● DIRECTIVE: Extract each line holding the word "kunststof" from the entries.

** begin **

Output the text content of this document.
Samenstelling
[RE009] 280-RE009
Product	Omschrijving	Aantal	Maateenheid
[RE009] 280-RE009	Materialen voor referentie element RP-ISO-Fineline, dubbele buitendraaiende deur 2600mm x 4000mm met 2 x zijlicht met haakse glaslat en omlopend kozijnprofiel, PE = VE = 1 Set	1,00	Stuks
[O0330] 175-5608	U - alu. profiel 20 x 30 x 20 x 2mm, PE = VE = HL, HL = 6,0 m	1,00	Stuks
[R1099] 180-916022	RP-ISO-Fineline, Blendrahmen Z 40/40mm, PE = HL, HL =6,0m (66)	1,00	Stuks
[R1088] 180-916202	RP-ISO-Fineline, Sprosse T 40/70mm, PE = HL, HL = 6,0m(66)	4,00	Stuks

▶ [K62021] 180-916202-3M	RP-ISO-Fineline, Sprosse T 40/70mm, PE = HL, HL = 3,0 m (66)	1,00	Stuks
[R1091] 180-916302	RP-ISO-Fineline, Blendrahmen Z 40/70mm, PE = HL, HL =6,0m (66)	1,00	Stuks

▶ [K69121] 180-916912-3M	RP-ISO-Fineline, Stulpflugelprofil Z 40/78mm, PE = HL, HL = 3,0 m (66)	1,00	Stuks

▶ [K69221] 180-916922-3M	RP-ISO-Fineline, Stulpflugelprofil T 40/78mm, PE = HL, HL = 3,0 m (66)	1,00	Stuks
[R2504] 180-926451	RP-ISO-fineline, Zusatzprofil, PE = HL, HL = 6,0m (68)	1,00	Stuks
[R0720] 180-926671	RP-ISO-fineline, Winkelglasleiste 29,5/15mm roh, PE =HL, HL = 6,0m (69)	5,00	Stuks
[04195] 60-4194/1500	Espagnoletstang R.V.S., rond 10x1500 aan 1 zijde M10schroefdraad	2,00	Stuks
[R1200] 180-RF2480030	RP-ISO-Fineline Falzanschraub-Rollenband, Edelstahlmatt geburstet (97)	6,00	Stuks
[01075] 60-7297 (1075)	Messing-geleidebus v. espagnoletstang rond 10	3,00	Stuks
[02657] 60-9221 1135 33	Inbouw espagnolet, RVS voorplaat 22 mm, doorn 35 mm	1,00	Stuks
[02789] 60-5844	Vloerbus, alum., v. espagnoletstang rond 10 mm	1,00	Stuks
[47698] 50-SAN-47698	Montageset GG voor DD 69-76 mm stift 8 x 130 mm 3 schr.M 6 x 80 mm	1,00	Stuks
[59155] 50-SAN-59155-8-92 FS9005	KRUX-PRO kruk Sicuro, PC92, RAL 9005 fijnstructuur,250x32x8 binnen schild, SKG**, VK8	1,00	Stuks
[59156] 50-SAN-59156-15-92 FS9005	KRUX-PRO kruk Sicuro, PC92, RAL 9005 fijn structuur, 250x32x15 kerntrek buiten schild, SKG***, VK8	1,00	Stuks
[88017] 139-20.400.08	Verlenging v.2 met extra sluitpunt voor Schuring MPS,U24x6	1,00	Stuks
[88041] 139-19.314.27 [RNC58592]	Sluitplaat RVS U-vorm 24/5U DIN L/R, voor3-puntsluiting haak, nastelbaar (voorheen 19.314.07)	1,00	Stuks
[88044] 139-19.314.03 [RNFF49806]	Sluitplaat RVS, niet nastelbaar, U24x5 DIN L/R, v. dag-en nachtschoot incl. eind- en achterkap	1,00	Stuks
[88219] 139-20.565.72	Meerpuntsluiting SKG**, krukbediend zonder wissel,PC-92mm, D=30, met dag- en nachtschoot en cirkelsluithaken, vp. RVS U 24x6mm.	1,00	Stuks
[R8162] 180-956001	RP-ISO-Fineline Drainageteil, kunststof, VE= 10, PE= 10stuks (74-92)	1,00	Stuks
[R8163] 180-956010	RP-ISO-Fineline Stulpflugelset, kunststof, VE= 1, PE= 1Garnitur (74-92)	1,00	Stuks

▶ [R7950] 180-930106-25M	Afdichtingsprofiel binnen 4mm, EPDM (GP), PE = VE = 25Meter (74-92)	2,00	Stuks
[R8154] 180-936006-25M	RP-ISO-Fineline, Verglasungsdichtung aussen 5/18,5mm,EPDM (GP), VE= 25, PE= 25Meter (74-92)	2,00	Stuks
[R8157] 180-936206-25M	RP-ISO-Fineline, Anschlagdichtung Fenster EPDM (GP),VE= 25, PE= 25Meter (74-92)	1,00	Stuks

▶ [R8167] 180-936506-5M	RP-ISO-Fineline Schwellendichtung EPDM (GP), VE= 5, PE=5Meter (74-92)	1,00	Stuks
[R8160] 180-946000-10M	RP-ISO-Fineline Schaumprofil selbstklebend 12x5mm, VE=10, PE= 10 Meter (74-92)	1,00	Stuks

** end **

● RESULT:
[R8162] 180-956001	RP-ISO-Fineline Drainageteil, kunststof, VE= 10, PE= 10stuks (74-92)	1,00	Stuks
[R8163] 180-956010	RP-ISO-Fineline Stulpflugelset, kunststof, VE= 1, PE= 1Garnitur (74-92)	1,00	Stuks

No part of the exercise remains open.